- [Extracted entries]:
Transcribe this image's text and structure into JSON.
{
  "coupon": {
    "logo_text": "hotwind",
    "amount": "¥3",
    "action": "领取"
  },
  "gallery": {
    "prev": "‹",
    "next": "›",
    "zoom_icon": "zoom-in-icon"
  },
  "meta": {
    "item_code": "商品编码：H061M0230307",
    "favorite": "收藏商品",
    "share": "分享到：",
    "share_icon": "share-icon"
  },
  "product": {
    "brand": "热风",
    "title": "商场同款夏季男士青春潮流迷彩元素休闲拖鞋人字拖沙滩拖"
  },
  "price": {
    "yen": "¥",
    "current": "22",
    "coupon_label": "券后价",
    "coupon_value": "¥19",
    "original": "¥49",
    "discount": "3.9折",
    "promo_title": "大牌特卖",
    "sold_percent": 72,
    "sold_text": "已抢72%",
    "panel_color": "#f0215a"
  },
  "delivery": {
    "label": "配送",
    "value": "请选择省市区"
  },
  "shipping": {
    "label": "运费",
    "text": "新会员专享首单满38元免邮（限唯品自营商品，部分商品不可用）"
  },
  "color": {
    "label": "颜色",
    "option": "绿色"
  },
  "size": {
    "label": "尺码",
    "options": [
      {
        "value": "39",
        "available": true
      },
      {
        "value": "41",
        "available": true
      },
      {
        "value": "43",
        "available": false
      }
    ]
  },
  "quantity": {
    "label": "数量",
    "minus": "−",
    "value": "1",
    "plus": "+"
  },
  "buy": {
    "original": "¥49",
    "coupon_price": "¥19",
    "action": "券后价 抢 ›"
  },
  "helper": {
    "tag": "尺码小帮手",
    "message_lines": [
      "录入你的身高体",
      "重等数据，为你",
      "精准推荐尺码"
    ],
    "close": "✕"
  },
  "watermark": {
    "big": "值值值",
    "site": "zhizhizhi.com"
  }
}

- [What to work on]: Transcribe each record exactly. Leave nothing out.

- [Finished task]:
Transcribe this image's text and structure into JSON.
{
  "coupon": {
    "logo_text": "hotwind",
    "amount": "¥3",
    "action": "领取"
  },
  "gallery": {
    "prev": "‹",
    "next": "›",
    "zoom_icon": "zoom-in-icon"
  },
  "meta": {
    "item_code": "商品编码：H061M0230307",
    "favorite": "收藏商品",
    "share": "分享到：",
    "share_icon": "share-icon"
  },
  "product": {
    "brand": "热风",
    "title": "商场同款夏季男士青春潮流迷彩元素休闲拖鞋人字拖沙滩拖"
  },
  "price": {
    "yen": "¥",
    "current": "22",
    "coupon_label": "券后价",
    "coupon_value": "¥19",
    "original": "¥49",
    "discount": "3.9折",
    "promo_title": "大牌特卖",
    "sold_percent": 72,
    "sold_text": "已抢72%",
    "panel_color": "#f0215a"
  },
  "delivery": {
    "label": "配送",
    "value": "请选择省市区"
  },
  "shipping": {
    "label": "运费",
    "text": "新会员专享首单满38元免邮（限唯品自营商品，部分商品不可用）"
  },
  "color": {
    "label": "颜色",
    "option": "绿色"
  },
  "size": {
    "label": "尺码",
    "options": [
      {
        "value": "39",
        "available": true
      },
      {
        "value": "41",
        "available": true
      },
      {
        "value": "43",
        "available": false
      }
    ]
  },
  "quantity": {
    "label": "数量",
    "minus": "−",
    "value": "1",
    "plus": "+"
  },
  "buy": {
    "original": "¥49",
    "coupon_price": "¥19",
    "action": "券后价 抢 ›"
  },
  "helper": {
    "tag": "尺码小帮手",
    "message_lines": [
      "录入你的身高体",
      "重等数据，为你",
      "精准推荐尺码"
    ],
    "close": "✕"
  },
  "watermark": {
    "big": "值值值",
    "site": "zhizhizhi.com"
  }
}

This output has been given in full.